> [Stated problem]: Both ends included, set down the lines from the line containing "Decode this image" through the last line of the records below, without pictures.

******************************

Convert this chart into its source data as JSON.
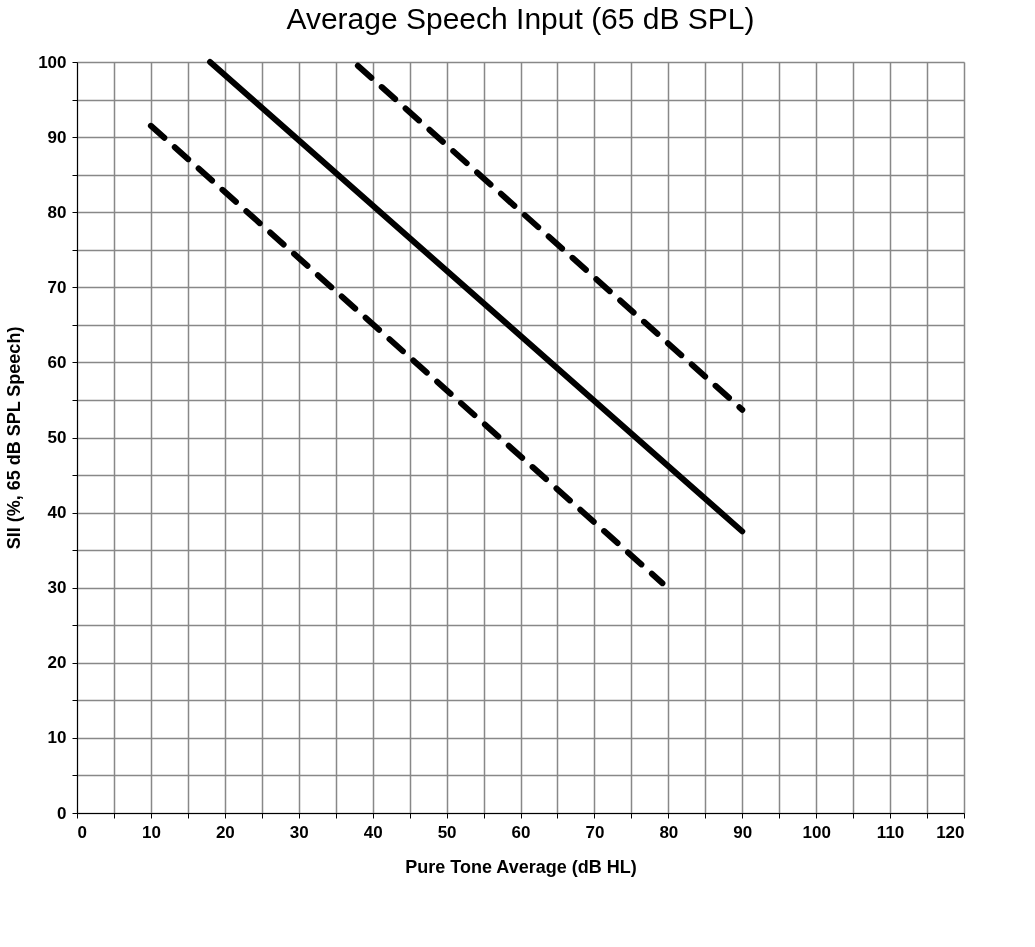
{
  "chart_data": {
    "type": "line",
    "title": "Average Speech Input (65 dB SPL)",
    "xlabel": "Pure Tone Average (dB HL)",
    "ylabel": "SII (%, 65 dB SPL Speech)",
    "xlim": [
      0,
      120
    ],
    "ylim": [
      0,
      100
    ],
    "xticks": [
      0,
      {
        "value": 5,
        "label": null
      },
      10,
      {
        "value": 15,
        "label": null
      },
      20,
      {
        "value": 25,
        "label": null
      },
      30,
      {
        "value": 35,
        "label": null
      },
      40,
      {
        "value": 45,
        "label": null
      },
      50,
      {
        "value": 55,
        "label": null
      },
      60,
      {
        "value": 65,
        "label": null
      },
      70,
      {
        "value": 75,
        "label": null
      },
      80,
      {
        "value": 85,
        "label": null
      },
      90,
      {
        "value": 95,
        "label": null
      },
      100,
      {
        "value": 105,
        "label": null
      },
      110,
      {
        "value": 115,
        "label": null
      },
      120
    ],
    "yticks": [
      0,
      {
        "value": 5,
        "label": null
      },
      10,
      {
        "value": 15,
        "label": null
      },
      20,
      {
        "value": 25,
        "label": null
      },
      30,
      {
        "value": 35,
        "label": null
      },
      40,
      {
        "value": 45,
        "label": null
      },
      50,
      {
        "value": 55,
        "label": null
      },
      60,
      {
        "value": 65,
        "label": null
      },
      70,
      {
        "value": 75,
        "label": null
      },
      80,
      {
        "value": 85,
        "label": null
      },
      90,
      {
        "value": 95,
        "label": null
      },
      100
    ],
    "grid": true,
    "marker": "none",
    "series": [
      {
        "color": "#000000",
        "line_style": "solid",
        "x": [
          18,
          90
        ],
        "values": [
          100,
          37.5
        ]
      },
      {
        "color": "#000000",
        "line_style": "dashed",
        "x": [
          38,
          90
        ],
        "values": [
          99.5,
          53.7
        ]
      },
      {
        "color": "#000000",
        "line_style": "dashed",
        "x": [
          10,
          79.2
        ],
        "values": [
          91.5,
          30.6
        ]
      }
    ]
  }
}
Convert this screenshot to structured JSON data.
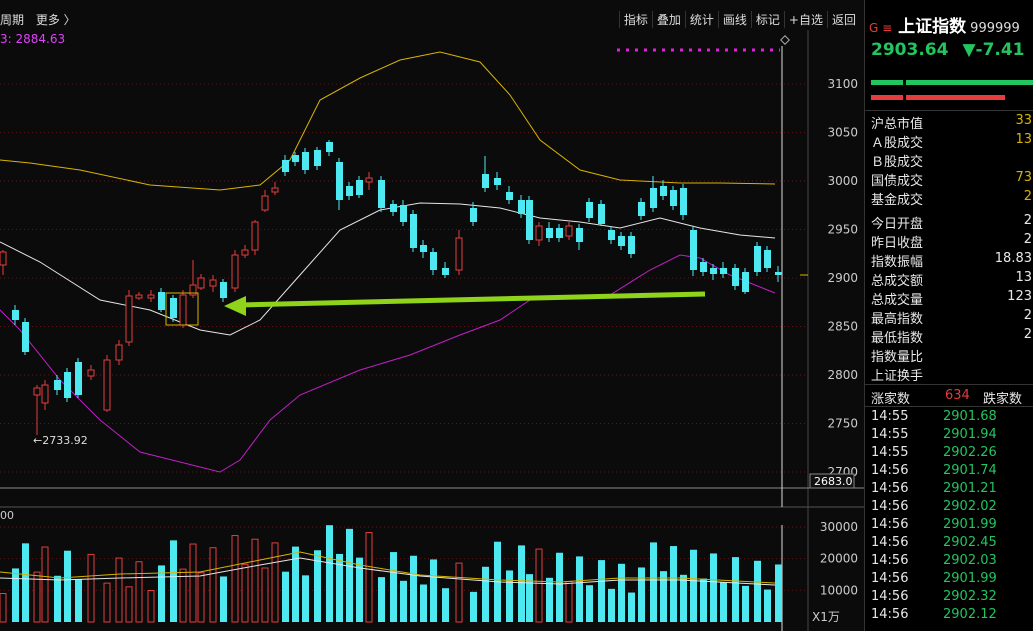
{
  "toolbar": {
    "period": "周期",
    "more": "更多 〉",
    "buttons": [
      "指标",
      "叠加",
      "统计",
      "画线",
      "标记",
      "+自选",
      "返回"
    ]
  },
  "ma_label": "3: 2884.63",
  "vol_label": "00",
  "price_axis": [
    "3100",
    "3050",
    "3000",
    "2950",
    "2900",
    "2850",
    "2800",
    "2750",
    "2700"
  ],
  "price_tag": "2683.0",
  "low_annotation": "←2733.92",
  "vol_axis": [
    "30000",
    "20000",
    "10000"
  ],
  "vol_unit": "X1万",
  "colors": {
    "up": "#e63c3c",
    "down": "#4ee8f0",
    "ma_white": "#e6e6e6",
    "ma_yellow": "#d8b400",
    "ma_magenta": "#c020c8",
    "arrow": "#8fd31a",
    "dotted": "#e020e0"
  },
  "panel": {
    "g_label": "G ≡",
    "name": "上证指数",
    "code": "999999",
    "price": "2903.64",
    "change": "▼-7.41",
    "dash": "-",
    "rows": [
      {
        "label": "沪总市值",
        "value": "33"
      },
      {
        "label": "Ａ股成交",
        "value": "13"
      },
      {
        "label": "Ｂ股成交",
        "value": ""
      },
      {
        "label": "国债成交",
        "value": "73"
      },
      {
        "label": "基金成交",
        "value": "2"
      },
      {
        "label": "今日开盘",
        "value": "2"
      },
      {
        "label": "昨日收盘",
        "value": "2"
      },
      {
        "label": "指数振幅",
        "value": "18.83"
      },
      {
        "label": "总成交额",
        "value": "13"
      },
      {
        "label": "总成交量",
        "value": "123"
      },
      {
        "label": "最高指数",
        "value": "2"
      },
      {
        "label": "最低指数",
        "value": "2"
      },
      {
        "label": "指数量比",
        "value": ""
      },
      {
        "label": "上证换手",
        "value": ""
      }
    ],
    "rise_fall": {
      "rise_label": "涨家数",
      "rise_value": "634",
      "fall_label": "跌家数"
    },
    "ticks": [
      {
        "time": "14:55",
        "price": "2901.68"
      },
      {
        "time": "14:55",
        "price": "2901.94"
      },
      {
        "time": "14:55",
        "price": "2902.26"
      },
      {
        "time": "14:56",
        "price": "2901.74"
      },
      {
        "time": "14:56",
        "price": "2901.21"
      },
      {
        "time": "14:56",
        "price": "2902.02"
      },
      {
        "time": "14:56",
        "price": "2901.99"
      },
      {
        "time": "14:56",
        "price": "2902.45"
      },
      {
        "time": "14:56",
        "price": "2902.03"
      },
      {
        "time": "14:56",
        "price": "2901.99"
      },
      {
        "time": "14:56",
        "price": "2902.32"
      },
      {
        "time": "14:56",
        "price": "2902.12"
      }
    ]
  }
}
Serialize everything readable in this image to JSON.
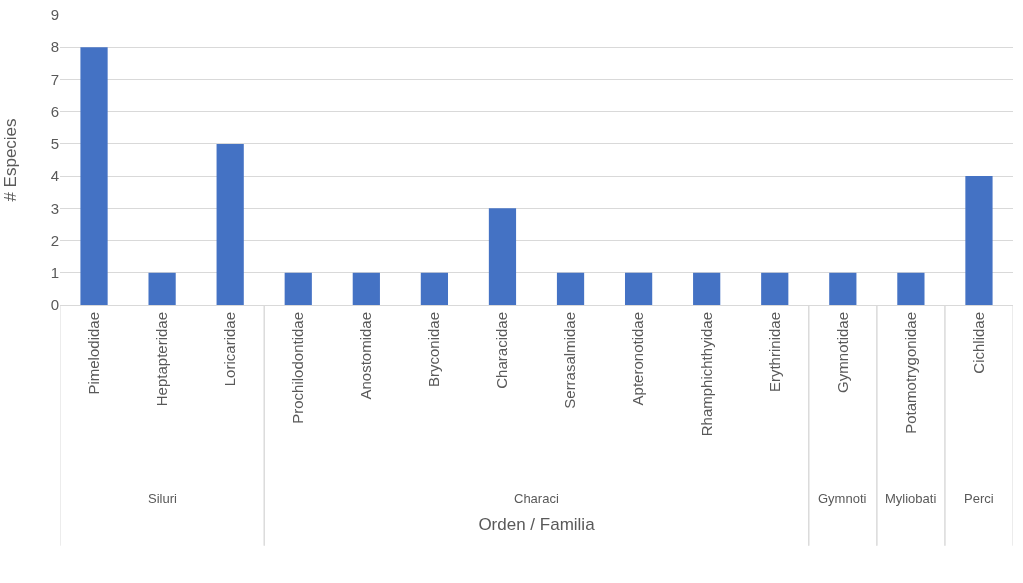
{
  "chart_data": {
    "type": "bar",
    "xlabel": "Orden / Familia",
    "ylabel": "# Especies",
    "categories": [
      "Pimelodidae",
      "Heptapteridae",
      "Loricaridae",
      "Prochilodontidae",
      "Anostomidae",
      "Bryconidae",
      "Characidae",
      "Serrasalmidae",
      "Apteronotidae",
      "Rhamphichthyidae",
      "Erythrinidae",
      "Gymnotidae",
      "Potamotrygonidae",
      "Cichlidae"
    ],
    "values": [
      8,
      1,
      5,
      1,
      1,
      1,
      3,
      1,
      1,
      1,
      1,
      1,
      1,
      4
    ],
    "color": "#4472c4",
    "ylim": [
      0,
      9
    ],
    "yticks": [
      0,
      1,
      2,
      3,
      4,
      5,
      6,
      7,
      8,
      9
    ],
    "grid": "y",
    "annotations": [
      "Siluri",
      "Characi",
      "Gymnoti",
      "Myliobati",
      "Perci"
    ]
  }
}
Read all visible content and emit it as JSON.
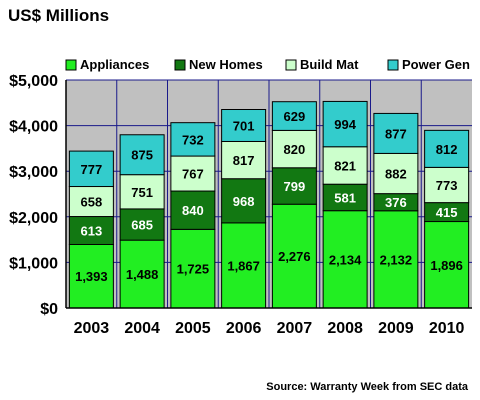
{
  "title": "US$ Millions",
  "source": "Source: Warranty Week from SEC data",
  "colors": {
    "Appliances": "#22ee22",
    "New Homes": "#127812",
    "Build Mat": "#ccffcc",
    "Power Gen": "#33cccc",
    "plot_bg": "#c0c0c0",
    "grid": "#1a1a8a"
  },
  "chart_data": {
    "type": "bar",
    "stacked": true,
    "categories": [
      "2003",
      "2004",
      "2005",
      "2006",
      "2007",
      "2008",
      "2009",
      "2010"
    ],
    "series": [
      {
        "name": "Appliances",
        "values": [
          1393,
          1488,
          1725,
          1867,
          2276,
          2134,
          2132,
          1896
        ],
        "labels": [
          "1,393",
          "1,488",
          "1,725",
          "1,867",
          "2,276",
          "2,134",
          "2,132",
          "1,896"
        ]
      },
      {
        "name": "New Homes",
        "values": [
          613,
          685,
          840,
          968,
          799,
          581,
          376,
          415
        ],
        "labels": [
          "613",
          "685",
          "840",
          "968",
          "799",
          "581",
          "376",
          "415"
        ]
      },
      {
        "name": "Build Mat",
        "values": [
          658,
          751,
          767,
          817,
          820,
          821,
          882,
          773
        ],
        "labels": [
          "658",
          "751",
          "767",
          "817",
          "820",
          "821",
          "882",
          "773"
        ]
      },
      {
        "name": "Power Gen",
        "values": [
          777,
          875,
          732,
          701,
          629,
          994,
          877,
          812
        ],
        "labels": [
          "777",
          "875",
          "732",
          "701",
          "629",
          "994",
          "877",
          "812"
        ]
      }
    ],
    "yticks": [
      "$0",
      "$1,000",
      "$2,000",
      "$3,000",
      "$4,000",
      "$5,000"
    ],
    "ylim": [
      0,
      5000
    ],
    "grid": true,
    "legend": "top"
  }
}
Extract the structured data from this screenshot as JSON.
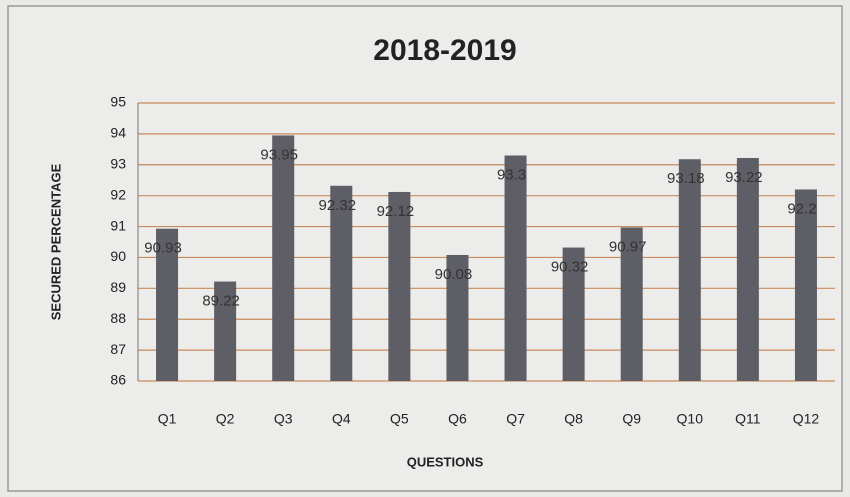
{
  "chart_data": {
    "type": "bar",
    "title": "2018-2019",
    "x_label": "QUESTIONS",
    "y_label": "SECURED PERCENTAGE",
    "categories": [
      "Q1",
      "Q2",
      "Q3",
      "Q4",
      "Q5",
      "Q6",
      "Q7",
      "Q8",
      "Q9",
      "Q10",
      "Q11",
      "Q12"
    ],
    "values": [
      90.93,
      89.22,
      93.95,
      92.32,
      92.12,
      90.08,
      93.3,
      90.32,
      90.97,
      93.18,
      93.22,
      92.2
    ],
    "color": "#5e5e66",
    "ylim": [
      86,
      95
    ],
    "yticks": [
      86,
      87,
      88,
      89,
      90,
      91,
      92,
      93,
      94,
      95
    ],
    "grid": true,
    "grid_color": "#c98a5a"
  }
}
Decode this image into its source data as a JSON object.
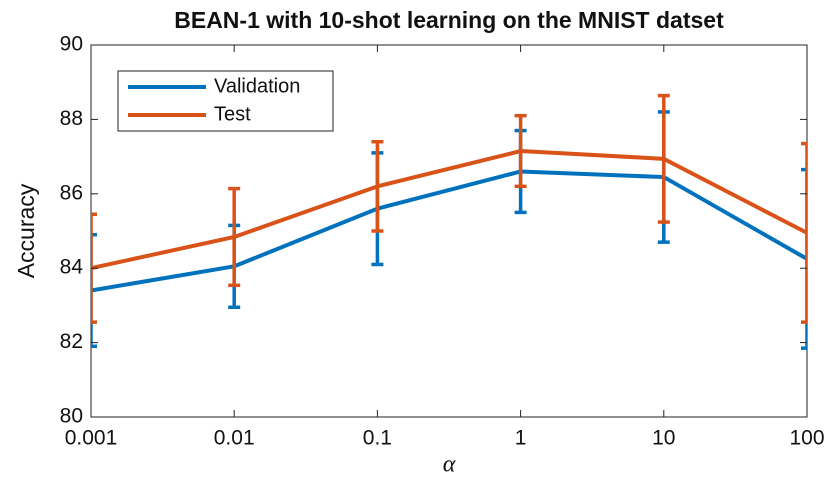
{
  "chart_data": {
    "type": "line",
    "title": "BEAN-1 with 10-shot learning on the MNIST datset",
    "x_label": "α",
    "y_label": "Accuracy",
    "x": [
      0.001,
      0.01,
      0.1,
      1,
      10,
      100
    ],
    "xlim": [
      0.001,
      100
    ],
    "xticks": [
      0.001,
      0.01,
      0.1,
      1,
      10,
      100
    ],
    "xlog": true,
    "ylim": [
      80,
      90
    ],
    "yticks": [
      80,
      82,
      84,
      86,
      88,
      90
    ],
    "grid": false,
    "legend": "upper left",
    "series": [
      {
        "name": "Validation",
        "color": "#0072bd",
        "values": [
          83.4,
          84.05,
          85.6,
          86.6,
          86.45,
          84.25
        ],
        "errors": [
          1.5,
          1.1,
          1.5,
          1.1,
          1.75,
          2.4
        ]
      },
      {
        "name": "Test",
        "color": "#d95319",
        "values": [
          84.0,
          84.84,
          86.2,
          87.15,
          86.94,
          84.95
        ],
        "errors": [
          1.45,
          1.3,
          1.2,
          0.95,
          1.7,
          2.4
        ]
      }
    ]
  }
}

******************************

> [Response to this task]:
Decode this image into its source data as a JSON object.
{
  "chart_data": {
    "type": "line",
    "title": "BEAN-1 with 10-shot learning on the MNIST datset",
    "x_label": "α",
    "y_label": "Accuracy",
    "x": [
      0.001,
      0.01,
      0.1,
      1,
      10,
      100
    ],
    "xlim": [
      0.001,
      100
    ],
    "xticks": [
      0.001,
      0.01,
      0.1,
      1,
      10,
      100
    ],
    "xlog": true,
    "ylim": [
      80,
      90
    ],
    "yticks": [
      80,
      82,
      84,
      86,
      88,
      90
    ],
    "grid": false,
    "legend": "upper left",
    "series": [
      {
        "name": "Validation",
        "color": "#0072bd",
        "values": [
          83.4,
          84.05,
          85.6,
          86.6,
          86.45,
          84.25
        ],
        "errors": [
          1.5,
          1.1,
          1.5,
          1.1,
          1.75,
          2.4
        ]
      },
      {
        "name": "Test",
        "color": "#d95319",
        "values": [
          84.0,
          84.84,
          86.2,
          87.15,
          86.94,
          84.95
        ],
        "errors": [
          1.45,
          1.3,
          1.2,
          0.95,
          1.7,
          2.4
        ]
      }
    ]
  }
}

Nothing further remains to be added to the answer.